(Data entries)
---

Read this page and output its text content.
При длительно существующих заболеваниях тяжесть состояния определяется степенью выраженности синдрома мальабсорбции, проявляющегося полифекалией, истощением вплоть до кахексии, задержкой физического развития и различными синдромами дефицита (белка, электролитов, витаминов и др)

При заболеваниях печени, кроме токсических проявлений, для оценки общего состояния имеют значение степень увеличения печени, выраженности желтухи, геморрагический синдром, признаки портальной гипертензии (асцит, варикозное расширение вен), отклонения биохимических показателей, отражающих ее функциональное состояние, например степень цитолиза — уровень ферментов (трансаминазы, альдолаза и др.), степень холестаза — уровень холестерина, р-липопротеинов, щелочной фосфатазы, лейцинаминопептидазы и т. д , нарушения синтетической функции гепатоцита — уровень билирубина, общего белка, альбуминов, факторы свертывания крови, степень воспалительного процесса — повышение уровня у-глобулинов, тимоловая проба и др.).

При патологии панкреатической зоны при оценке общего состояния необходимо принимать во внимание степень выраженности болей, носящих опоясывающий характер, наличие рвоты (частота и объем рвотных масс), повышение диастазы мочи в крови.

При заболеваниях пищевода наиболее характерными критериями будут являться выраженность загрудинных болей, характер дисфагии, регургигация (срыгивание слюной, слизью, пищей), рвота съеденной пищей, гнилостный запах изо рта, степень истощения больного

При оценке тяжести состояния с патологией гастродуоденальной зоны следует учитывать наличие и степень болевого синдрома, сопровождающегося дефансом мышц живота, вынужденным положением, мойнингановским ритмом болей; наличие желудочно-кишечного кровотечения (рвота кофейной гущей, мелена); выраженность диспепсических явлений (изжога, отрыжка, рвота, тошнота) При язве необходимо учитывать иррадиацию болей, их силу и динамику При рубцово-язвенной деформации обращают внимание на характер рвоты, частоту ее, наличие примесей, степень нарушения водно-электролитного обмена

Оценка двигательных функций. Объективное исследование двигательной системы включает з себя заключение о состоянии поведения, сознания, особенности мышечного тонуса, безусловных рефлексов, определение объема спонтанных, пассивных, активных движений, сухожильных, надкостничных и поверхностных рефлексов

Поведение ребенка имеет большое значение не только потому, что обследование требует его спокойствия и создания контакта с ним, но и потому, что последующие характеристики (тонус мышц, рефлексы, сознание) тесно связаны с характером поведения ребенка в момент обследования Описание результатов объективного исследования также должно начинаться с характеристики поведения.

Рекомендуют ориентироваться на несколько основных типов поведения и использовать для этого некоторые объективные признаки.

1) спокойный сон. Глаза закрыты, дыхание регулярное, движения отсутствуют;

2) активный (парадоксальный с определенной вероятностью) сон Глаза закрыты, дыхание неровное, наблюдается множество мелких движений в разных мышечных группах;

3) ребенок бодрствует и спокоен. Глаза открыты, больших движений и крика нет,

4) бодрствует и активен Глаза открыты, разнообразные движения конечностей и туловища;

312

---

§ AIM
The entries above must be returned exactly.

§ SOLUTION
Read this page and output its text content.
При длительно существующих заболеваниях тяжесть состояния определяется степенью выраженности синдрома мальабсорбции, проявляющегося полифекалией, истощением вплоть до кахексии, задержкой физического развития и различными синдромами дефицита (белка, электролитов, витаминов и др)

При заболеваниях печени, кроме токсических проявлений, для оценки общего состояния имеют значение степень увеличения печени, выраженности желтухи, геморрагический синдром, признаки портальной гипертензии (асцит, варикозное расширение вен), отклонения биохимических показателей, отражающих ее функциональное состояние, например степень цитолиза — уровень ферментов (трансаминазы, альдолаза и др.), степень холестаза — уровень холестерина, р-липопротеинов, щелочной фосфатазы, лейцинаминопептидазы и т. д , нарушения синтетической функции гепатоцита — уровень билирубина, общего белка, альбуминов, факторы свертывания крови, степень воспалительного процесса — повышение уровня у-глобулинов, тимоловая проба и др.).

При патологии панкреатической зоны при оценке общего состояния необходимо принимать во внимание степень выраженности болей, носящих опоясывающий характер, наличие рвоты (частота и объем рвотных масс), повышение диастазы мочи в крови.

При заболеваниях пищевода наиболее характерными критериями будут являться выраженность загрудинных болей, характер дисфагии, регургигация (срыгивание слюной, слизью, пищей), рвота съеденной пищей, гнилостный запах изо рта, степень истощения больного

При оценке тяжести состояния с патологией гастродуоденальной зоны следует учитывать наличие и степень болевого синдрома, сопровождающегося дефансом мышц живота, вынужденным положением, мойнингановским ритмом болей; наличие желудочно-кишечного кровотечения (рвота кофейной гущей, мелена); выраженность диспепсических явлений (изжога, отрыжка, рвота, тошнота) При язве необходимо учитывать иррадиацию болей, их силу и динамику При рубцово-язвенной деформации обращают внимание на характер рвоты, частоту ее, наличие примесей, степень нарушения водно-электролитного обмена

Оценка двигательных функций. Объективное исследование двигательной системы включает з себя заключение о состоянии поведения, сознания, особенности мышечного тонуса, безусловных рефлексов, определение объема спонтанных, пассивных, активных движений, сухожильных, надкостничных и поверхностных рефлексов

Поведение ребенка имеет большое значение не только потому, что обследование требует его спокойствия и создания контакта с ним, но и потому, что последующие характеристики (тонус мышц, рефлексы, сознание) тесно связаны с характером поведения ребенка в момент обследования Описание результатов объективного исследования также должно начинаться с характеристики поведения.

Рекомендуют ориентироваться на несколько основных типов поведения и использовать для этого некоторые объективные признаки.

1) спокойный сон. Глаза закрыты, дыхание регулярное, движения отсутствуют;

2) активный (парадоксальный с определенной вероятностью) сон Глаза закрыты, дыхание неровное, наблюдается множество мелких движений в разных мышечных группах;

3) ребенок бодрствует и спокоен. Глаза открыты, больших движений и крика нет,

4) бодрствует и активен Глаза открыты, разнообразные движения конечностей и туловища;

312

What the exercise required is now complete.